Mucha gente me conoce sólo como René Pineda desde que, en un comunicado a página completa en el Diario de Hoy (conocido en los años 70s y 80s como: “el diario de hoy con los muertos de mañana”, las razones de tal calificativo sobran), los escuadrones de la muerte me amenazaron a muerte junto a otros veintidós universitarios más. Los que tuvieron miedo porque su conciencia social era sólo una “conciencia espejo”, se fueron a estudiar a México o a Costa Rica. Yo me quedé, contra la lógica de todo análisis racional: me quedé, luchando a muerte contra mi miedo.
Fui criado unánimemente por mujeres y, de alguna forma incomprendida por mí en ese entonces, eso incidió en que tuviera un particular y enrevesado y quijotesco sentido de la justicia social (enrevesado para la sociedad, claro está; ingenuo para los otros) quizá por el sentido romántico oculto en toda mujer. A los 6 años –venciendo los achaques dolorosos y ásperos de una enfermedad crónica que padecía desde que, en un accidente vial, murió su esposo (Don Salvador Pineda, a quien en la calle la gente confundía con Pedro Infante, decía ella) mi abuela me matriculó en el único Kinder público de Ciudad Delgado y, justo a los tres días, me expulsaron definitivamente –“muchachito malcriado”, me dijeron, en el límite del colapso pedagógico- cuando le reclamé airadamente a la profesora, en medio de la clase, porque había castigado injustamente a un compañerito. Ese fue mi primer acto subversivo y con él vinieron mis primeras lágrimas sociales y mi primer miedo; esa fue, también, la primera vez que mi abuela me felicitó y entonces, quien sabe cómo, consiguió un “Abecedario” usado para que aprendiera a leer por mi propia cuenta –“tenés siete meses para aprender”, me dijo, sin posibilidad de regatear el plazo- pues hasta el año siguiente me podía matricular en primer grado (en la Escuela Urbana Mixta Edelmira Molina No. 2) debido a que en esos días era de estricto cumplimiento tener siete años cumplidos.

▶ _CONSIGNA DEL EJERCICIO_
Repite sin cambiar nada la parte del fragmento proporcionado que va entre "Mucha gente me" y "contra mi miedo.", ambos incluidos. Los datos de abajo son un material aparte, sin relación con el fragmento.

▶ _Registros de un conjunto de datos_
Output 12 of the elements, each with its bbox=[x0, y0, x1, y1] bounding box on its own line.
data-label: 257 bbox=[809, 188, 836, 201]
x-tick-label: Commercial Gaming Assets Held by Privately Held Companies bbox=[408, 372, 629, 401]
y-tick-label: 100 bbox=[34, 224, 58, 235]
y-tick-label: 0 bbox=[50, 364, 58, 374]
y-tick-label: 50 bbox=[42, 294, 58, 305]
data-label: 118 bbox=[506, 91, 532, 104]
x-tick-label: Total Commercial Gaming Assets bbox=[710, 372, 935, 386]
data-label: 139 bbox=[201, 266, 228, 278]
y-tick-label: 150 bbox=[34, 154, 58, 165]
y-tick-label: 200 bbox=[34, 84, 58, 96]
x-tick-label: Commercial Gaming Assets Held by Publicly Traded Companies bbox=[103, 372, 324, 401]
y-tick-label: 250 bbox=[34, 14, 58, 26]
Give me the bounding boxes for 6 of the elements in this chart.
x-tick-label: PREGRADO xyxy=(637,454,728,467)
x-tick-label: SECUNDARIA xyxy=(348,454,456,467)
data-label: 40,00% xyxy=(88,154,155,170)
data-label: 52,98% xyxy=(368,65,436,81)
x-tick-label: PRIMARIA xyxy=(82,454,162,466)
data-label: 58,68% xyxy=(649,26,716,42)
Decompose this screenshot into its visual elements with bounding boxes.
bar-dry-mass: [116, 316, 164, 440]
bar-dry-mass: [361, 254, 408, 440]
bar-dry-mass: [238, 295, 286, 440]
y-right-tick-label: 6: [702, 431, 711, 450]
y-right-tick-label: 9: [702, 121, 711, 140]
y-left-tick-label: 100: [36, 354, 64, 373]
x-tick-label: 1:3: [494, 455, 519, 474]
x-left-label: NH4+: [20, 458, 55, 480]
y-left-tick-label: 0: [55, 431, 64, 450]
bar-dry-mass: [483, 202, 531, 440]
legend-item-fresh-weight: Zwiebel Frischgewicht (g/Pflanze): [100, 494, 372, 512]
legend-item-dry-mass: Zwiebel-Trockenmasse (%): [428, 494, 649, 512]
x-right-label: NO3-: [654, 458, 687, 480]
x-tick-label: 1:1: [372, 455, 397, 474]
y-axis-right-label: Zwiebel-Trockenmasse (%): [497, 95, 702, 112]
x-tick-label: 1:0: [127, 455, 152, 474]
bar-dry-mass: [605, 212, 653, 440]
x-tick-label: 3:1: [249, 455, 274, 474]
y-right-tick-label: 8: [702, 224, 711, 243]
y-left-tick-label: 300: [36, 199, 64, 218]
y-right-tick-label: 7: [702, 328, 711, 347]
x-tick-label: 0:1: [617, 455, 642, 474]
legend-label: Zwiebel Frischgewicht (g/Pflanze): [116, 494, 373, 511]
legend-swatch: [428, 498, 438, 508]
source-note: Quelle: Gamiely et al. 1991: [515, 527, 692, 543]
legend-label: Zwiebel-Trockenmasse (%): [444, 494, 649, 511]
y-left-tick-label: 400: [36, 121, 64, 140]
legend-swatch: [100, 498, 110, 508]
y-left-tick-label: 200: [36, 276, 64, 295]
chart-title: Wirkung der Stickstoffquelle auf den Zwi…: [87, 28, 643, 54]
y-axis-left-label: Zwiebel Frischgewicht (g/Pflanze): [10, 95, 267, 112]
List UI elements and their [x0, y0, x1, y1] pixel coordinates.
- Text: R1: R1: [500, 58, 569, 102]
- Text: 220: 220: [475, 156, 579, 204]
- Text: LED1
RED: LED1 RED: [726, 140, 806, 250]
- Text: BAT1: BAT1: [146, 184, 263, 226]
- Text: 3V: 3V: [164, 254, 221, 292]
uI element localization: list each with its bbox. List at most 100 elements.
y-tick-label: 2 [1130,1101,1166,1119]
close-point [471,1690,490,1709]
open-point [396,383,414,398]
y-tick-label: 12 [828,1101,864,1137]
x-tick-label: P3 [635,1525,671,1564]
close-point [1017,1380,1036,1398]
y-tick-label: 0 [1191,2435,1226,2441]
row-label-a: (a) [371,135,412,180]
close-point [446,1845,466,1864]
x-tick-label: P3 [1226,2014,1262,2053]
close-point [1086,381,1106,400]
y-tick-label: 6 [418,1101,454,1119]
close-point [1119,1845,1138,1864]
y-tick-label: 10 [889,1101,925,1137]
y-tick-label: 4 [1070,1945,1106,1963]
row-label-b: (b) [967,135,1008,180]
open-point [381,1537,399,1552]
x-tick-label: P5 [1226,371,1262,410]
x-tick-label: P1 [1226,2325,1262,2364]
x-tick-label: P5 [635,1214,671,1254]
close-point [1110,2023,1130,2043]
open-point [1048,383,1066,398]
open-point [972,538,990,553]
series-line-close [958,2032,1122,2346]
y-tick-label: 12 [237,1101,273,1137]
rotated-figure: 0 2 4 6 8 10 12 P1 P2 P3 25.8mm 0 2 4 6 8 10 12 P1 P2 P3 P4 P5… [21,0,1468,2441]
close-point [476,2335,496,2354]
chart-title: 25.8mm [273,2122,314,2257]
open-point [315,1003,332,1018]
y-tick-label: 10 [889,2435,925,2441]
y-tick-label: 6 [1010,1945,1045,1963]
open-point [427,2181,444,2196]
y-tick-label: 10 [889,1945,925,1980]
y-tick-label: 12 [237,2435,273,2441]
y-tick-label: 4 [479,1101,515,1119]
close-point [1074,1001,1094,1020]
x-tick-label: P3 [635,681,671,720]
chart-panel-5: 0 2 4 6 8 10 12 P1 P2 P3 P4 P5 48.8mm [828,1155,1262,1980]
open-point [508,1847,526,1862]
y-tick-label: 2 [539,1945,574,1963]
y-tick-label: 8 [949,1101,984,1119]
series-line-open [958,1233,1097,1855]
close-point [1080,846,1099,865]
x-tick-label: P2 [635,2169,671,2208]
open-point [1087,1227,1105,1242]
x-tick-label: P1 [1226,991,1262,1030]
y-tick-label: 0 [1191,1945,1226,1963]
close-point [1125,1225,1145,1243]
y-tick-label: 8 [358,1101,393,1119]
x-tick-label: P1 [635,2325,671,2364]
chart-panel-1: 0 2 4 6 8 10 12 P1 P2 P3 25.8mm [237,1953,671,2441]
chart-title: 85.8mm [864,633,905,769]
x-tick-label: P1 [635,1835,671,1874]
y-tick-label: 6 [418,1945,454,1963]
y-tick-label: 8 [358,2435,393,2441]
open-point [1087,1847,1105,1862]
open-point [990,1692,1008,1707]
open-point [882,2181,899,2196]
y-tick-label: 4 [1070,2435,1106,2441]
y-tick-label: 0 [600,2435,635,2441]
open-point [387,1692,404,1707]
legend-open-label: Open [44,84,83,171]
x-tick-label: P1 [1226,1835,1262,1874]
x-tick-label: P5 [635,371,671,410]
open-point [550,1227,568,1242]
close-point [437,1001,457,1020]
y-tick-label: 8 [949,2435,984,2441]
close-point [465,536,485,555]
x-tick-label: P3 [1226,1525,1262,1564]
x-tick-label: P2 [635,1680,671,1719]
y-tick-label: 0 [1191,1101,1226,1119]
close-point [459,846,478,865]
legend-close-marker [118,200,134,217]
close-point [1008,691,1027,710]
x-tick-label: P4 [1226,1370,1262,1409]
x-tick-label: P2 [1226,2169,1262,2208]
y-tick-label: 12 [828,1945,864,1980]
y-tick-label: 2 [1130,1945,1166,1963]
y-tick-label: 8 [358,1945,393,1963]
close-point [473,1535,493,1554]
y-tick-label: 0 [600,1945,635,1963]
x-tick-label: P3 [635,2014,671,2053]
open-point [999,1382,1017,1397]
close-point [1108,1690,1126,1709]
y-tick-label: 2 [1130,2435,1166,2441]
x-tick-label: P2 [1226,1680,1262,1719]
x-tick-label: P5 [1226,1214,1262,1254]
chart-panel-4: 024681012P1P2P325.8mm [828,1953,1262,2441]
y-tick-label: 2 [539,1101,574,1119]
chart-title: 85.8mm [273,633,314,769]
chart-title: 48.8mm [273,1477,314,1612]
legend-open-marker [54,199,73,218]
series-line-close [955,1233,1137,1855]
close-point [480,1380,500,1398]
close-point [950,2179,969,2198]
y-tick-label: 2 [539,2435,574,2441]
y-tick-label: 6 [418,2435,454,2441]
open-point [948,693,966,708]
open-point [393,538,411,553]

▶ _RESPUESTA DEL EJERCICIO_
Mucha gente me conoce sólo como René Pineda desde que, en un comunicado a página completa en el Diario de Hoy (conocido en los años 70s y 80s como: “el diario de hoy con los muertos de mañana”, las razones de tal calificativo sobran), los escuadrones de la muerte me amenazaron a muerte junto a otros veintidós universitarios más. Los que tuvieron miedo porque su conciencia social era sólo una “conciencia espejo”, se fueron a estudiar a México o a Costa Rica. Yo me quedé, contra la lógica de todo análisis racional: me quedé, luchando a muerte contra mi miedo.